2. Introduction of Potassium Extraction from K-Feldspar

The chemical formula of K-feldspar is KAlSi₃O₈. Theoretically, pure K-feldspar is composed of 16.9% K₂O, 18.4% A1₂O₃, and 64.7% SiO₂ [13]. The crystal structure of K-feldspar is a three-dimensional mesh framework, as shown in Figure 1. Its basic unit cell consists of tetrahedra [SiO₄]⁴⁻ or [AlO₄]⁵⁻, which is formed by one Si or Al atom surrounded by four oxygen O atoms, as shown in Figure 1. Two tetrahedra units ([SiO₄]⁴⁻ or [AlO₄]⁵⁻) share one O atom to form a three-dimensional mesh framework through valence bond linkage, with K⁺ located in pores and channels within the skeleton, neutralizing the electrical properties [14]. The stable tetrahedral mesh framework of K-feldspar causes its physical and chemical stability to be very high; hence, under room temperature and atmospheric pressure, it has the ability to endure intense acids or alkalis. As a result, the potassium (K) in K-feldspar is not readily available to plants. Therefore, the development of technologies to convert the insoluble potassium in K-feldspar into soluble potassium is crucial for efficient utilization [15].

Data shown:
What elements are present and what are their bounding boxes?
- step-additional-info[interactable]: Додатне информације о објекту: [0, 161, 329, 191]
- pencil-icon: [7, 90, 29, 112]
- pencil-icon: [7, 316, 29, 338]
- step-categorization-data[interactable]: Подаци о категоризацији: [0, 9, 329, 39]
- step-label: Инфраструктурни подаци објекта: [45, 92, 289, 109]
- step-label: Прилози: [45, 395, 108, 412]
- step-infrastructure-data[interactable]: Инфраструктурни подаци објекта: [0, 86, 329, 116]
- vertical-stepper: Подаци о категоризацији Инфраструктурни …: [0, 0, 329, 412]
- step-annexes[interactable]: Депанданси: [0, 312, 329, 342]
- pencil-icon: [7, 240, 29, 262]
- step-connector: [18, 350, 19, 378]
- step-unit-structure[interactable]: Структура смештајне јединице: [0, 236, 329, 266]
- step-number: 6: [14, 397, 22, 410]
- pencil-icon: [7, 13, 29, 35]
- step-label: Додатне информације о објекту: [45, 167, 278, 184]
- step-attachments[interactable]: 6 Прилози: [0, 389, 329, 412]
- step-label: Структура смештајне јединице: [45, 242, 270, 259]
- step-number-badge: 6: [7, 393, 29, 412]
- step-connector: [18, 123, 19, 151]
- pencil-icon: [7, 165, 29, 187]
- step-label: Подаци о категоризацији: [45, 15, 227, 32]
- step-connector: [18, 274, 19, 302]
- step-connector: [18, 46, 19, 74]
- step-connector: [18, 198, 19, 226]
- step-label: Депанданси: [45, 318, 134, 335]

Stated task 1:
Answer these questions using the passage on potassium extraction from K-feldspar:
(a) What is the chemical formula of K-feldspar?
(b) Where is K⁺ located within the three-dimensional mesh framework?
(c) Under room temperature and atmospheric pressure, what is K-feldspar able to endure?
Stated task 2: Resume the passage on potassium extraction from K-feldspar from the point at which it stops.

Response 1:
(a) KAlSi₃O₈
(b) In pores and channels within the skeleton
(c) Intense acids or alkalis

Response 2:
It is necessary to provide suitable additives and sufficient energy to break the crystal structure of K-feldspar to release soluble K+ with the purpose of both extraction of potassium and conversion of insoluble K-feldspar to a soluble phase [6,17]. Once the soluble potassium has been extracted from K-feldspar by using a variety of techniques, the extracted potassium is collected using a leaching solvent, such as water or acid. The potassium extraction efficiency of K-feldspar can be calculated by Equation (1):

$${\eta }_{K^{+}}=\frac{m_2}{m_1}\times 100\%$$

(1)

where η_K⁺ represents the potassium extraction efficiency of K-feldspar, m₁ represents the total mass of potassium (in the form of K₂O) in the original K-feldspar, and m₂ represents the mass of soluble K⁺ (in the form of K₂O) in the leaching solvent.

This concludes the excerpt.